→ **STATED PROBLEM**: Copy out each line of the listing that has the word "bomb" in it.

Entries with figure data:
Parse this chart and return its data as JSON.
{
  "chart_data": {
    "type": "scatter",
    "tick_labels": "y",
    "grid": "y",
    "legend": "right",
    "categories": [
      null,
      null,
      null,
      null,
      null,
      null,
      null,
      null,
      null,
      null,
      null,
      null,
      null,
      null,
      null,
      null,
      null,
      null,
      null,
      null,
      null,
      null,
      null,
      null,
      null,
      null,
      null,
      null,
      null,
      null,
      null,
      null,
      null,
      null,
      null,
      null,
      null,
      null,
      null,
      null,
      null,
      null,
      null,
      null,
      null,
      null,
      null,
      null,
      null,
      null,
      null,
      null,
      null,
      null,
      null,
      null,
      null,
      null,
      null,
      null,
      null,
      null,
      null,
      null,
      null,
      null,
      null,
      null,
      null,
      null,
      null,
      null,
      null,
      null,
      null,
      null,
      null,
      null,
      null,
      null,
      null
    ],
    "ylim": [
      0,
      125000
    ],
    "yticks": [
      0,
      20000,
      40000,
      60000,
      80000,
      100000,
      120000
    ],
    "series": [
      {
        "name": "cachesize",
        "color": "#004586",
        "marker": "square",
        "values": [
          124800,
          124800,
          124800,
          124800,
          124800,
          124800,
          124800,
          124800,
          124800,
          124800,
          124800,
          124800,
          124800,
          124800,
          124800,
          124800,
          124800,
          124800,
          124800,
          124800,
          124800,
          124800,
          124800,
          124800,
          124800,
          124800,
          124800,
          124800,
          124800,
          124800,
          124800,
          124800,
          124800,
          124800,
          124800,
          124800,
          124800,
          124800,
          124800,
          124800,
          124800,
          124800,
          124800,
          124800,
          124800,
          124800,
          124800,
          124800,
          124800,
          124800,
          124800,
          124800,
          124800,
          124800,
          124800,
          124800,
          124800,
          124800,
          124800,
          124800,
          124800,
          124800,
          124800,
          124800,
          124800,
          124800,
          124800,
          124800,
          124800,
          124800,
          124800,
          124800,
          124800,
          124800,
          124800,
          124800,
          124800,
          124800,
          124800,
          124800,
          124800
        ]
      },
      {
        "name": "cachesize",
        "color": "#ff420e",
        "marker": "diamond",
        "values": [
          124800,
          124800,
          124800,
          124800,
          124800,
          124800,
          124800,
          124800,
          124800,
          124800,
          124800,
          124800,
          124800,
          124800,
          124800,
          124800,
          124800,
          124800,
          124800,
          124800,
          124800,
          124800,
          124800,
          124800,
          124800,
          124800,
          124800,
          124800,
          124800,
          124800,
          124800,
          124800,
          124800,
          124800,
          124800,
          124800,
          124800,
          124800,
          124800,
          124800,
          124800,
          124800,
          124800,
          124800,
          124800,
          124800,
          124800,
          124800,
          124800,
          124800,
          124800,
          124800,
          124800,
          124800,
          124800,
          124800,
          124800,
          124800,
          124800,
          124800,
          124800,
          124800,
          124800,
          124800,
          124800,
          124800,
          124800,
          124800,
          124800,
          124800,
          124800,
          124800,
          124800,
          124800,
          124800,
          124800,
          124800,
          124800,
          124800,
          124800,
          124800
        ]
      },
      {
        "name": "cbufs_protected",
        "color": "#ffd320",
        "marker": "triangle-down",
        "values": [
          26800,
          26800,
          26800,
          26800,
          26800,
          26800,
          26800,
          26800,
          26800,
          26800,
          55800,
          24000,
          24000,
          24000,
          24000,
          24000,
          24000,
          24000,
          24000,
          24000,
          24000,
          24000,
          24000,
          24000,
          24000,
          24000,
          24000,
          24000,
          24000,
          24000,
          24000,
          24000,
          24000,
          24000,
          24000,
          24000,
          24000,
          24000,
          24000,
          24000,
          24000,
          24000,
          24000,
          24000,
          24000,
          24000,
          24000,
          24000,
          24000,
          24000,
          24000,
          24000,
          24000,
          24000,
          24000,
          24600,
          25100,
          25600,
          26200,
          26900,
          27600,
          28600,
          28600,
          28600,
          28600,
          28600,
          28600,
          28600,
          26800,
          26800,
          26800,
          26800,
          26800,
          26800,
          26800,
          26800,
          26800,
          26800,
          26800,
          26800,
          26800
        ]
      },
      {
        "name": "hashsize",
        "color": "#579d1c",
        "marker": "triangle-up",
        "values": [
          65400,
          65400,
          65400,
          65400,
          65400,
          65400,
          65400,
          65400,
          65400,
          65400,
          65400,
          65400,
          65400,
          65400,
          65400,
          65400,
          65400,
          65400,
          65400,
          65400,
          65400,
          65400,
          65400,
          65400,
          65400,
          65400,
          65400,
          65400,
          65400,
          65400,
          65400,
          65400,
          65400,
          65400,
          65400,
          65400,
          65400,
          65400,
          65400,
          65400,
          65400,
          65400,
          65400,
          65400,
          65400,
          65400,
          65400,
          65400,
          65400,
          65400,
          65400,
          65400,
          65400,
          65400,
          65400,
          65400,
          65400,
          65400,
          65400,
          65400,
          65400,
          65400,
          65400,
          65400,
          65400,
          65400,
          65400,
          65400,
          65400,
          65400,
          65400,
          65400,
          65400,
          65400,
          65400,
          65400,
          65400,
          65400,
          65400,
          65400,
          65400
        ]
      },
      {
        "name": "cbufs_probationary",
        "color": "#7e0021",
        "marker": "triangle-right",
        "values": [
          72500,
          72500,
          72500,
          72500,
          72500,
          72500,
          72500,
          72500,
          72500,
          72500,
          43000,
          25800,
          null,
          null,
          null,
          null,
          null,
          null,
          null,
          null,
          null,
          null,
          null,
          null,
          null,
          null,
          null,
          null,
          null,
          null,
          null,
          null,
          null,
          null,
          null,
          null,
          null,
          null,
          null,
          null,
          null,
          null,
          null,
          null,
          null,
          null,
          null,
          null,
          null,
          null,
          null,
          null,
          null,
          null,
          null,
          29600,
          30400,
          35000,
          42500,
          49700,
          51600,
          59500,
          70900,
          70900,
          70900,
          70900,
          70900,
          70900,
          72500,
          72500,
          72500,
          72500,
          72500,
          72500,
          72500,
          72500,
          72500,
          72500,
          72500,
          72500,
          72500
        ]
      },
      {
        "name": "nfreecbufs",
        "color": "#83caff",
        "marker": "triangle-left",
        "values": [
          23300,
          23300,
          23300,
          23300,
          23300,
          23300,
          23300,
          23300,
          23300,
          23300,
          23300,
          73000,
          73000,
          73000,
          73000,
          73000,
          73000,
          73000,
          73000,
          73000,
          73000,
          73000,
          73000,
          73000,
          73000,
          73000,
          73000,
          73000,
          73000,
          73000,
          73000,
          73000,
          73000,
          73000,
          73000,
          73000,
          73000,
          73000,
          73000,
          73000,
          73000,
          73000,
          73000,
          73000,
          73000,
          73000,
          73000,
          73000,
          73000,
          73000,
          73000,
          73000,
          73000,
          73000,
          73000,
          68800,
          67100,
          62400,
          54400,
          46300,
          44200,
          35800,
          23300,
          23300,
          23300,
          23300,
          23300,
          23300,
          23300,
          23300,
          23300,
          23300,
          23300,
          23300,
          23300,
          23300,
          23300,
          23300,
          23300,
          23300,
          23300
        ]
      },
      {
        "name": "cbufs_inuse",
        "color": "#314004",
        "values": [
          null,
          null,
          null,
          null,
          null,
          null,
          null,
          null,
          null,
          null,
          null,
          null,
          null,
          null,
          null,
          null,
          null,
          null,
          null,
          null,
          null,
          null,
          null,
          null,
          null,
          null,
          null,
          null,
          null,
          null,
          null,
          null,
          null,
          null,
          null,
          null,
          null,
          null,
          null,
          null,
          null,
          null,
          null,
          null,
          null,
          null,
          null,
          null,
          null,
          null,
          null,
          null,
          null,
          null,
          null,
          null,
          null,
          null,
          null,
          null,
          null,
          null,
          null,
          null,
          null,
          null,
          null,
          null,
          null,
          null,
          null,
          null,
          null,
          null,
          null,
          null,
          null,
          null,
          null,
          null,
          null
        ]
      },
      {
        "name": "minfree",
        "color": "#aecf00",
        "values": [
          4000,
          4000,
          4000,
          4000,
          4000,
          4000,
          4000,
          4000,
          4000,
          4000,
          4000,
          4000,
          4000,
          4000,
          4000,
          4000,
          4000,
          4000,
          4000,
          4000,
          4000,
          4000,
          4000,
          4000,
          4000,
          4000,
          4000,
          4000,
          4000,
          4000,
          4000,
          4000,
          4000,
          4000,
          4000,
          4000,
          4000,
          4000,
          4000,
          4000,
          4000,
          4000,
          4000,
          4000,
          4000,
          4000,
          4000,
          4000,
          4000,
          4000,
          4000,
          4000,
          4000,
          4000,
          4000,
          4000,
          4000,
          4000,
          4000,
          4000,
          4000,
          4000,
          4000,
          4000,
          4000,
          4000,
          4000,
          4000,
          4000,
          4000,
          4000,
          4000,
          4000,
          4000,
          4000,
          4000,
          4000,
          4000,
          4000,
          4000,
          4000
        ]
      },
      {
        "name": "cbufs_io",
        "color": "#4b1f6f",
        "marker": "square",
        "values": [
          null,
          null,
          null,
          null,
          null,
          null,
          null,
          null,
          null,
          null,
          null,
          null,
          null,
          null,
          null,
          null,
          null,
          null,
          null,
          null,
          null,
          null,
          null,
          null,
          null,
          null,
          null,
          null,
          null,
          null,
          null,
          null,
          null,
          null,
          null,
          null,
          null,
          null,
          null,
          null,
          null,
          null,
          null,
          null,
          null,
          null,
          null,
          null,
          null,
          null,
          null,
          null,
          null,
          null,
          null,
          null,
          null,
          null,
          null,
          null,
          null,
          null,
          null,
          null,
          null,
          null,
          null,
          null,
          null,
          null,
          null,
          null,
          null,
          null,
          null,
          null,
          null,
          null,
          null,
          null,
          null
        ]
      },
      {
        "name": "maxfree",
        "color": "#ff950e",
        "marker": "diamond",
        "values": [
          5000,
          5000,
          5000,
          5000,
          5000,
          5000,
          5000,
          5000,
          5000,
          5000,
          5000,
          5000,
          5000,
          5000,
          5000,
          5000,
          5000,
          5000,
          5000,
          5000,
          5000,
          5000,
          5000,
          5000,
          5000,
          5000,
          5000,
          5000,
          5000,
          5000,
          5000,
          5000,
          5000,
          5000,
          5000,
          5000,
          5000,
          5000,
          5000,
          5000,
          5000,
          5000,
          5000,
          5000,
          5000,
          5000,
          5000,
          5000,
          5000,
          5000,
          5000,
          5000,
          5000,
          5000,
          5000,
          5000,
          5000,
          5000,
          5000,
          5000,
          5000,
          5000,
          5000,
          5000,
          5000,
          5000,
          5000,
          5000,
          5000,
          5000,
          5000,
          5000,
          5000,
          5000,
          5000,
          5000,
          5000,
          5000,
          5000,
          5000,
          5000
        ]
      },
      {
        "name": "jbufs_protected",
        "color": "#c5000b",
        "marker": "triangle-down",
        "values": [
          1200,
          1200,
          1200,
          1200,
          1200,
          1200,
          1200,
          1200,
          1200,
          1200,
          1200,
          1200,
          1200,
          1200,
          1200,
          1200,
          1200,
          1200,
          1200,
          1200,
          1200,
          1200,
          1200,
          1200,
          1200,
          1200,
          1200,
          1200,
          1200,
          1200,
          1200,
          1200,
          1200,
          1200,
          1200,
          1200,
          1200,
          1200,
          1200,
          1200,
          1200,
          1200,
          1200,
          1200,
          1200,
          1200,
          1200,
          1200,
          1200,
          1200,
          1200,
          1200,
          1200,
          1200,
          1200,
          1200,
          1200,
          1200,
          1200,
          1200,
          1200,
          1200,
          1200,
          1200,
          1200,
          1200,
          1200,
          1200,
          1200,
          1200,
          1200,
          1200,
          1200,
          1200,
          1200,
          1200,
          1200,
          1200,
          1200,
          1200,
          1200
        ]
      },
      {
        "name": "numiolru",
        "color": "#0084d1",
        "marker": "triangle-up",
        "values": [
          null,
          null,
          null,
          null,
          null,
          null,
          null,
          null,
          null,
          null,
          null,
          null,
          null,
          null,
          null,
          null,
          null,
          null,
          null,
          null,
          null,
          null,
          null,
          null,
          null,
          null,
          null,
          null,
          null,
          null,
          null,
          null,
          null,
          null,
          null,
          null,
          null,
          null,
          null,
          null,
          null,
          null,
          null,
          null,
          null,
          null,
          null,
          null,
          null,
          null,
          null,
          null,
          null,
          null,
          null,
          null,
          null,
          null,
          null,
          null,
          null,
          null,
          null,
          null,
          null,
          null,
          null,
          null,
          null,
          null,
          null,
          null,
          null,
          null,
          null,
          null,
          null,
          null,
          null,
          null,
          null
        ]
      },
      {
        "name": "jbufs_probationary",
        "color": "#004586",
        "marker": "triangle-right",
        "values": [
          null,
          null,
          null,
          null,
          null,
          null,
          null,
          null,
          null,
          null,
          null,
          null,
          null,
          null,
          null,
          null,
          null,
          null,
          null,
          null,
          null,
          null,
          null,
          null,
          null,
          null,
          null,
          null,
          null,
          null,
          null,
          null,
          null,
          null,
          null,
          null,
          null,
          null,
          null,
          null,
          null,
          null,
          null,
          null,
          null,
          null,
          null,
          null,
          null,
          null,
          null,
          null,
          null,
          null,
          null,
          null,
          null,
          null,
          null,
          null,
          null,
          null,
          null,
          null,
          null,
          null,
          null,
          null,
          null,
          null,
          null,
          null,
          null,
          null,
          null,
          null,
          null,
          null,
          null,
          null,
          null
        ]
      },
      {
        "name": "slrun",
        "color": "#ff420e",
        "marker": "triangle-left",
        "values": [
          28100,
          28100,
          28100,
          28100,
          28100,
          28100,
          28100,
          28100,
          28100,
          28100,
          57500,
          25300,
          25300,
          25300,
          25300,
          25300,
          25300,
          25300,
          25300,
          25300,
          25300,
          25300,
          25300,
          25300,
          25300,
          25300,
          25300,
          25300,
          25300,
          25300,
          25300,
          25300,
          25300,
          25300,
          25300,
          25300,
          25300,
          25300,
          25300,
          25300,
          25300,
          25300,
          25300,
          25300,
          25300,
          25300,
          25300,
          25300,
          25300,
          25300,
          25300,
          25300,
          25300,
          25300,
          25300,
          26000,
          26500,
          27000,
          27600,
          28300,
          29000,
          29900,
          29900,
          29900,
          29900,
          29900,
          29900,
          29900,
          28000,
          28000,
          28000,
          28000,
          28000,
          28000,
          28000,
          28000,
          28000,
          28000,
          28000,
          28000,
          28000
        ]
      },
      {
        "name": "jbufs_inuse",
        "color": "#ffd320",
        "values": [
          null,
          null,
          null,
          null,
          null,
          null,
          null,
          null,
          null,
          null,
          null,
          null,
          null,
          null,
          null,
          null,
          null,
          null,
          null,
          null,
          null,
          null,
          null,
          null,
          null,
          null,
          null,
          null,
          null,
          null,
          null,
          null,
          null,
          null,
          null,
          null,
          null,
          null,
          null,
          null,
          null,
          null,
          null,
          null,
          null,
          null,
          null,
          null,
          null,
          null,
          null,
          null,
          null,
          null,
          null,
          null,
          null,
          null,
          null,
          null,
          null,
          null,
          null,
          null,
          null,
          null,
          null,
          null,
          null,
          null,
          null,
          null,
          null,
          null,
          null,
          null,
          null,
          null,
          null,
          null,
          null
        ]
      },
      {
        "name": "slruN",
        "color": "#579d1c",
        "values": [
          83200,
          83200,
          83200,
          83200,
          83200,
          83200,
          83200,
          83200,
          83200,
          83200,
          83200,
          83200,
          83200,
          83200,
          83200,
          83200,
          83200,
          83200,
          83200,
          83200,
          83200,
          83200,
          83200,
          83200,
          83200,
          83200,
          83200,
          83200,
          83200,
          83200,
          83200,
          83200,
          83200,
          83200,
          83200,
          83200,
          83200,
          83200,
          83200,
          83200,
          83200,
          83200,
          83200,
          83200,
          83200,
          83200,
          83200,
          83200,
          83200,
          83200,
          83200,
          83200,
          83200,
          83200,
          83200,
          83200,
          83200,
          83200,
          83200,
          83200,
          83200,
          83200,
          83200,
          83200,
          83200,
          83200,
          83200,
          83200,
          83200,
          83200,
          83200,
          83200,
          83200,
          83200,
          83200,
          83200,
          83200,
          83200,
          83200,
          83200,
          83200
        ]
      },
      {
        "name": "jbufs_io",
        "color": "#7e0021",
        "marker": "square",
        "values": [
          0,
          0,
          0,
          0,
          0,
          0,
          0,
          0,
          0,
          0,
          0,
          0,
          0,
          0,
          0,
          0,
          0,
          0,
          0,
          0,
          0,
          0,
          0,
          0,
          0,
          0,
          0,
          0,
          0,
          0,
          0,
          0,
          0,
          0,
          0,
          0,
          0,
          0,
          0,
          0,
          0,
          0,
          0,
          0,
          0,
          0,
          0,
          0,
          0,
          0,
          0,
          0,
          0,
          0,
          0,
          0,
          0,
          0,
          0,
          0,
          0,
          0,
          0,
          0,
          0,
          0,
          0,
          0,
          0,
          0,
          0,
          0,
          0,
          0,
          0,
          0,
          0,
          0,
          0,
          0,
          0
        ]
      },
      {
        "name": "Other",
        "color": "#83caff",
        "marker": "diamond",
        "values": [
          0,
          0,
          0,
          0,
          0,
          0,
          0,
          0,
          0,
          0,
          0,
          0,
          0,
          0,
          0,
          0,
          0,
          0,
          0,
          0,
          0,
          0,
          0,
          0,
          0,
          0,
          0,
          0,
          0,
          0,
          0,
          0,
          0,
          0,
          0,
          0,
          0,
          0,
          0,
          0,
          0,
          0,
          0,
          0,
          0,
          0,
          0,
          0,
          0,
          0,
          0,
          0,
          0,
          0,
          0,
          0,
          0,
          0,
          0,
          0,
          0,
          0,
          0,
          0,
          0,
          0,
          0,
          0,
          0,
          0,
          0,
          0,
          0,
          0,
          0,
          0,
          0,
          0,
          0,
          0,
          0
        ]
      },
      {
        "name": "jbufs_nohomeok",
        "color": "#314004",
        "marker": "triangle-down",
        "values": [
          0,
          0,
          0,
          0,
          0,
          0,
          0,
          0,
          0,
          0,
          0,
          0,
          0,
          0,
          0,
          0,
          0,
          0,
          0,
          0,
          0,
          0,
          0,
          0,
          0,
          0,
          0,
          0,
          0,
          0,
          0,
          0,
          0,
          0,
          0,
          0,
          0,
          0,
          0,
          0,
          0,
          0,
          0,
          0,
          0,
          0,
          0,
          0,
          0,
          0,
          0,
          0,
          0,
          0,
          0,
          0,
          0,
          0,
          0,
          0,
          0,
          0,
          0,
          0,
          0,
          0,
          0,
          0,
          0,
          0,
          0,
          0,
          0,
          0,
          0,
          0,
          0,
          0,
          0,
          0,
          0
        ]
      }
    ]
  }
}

...

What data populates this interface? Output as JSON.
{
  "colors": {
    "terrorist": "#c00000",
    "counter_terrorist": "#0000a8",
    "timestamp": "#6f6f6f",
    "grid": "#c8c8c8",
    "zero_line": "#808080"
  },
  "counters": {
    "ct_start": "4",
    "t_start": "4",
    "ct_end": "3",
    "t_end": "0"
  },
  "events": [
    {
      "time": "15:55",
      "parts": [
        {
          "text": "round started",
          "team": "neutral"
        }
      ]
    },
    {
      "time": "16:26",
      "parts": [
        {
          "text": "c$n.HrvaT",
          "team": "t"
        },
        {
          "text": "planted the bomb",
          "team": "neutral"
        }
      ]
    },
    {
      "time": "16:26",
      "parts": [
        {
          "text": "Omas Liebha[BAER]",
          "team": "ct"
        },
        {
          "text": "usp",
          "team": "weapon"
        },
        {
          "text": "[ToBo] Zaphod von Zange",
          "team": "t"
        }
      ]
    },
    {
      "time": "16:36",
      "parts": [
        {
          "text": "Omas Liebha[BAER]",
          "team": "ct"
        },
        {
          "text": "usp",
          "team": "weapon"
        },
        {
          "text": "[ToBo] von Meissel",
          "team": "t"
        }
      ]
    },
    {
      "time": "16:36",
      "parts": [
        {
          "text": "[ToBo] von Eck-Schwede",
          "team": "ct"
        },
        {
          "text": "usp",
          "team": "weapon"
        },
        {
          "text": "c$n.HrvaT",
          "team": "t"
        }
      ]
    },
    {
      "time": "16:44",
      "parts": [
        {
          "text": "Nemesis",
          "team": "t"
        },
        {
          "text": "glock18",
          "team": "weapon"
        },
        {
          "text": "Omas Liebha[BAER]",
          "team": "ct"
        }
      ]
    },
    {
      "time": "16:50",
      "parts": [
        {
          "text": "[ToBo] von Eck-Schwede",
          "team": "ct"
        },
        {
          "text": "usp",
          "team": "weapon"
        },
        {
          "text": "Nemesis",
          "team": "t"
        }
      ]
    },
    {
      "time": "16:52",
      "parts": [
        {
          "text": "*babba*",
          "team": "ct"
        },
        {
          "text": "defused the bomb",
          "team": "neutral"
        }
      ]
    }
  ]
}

→ **FINISHED ANSWER**:
          "text": "planted the bomb",
          "text": "defused the bomb",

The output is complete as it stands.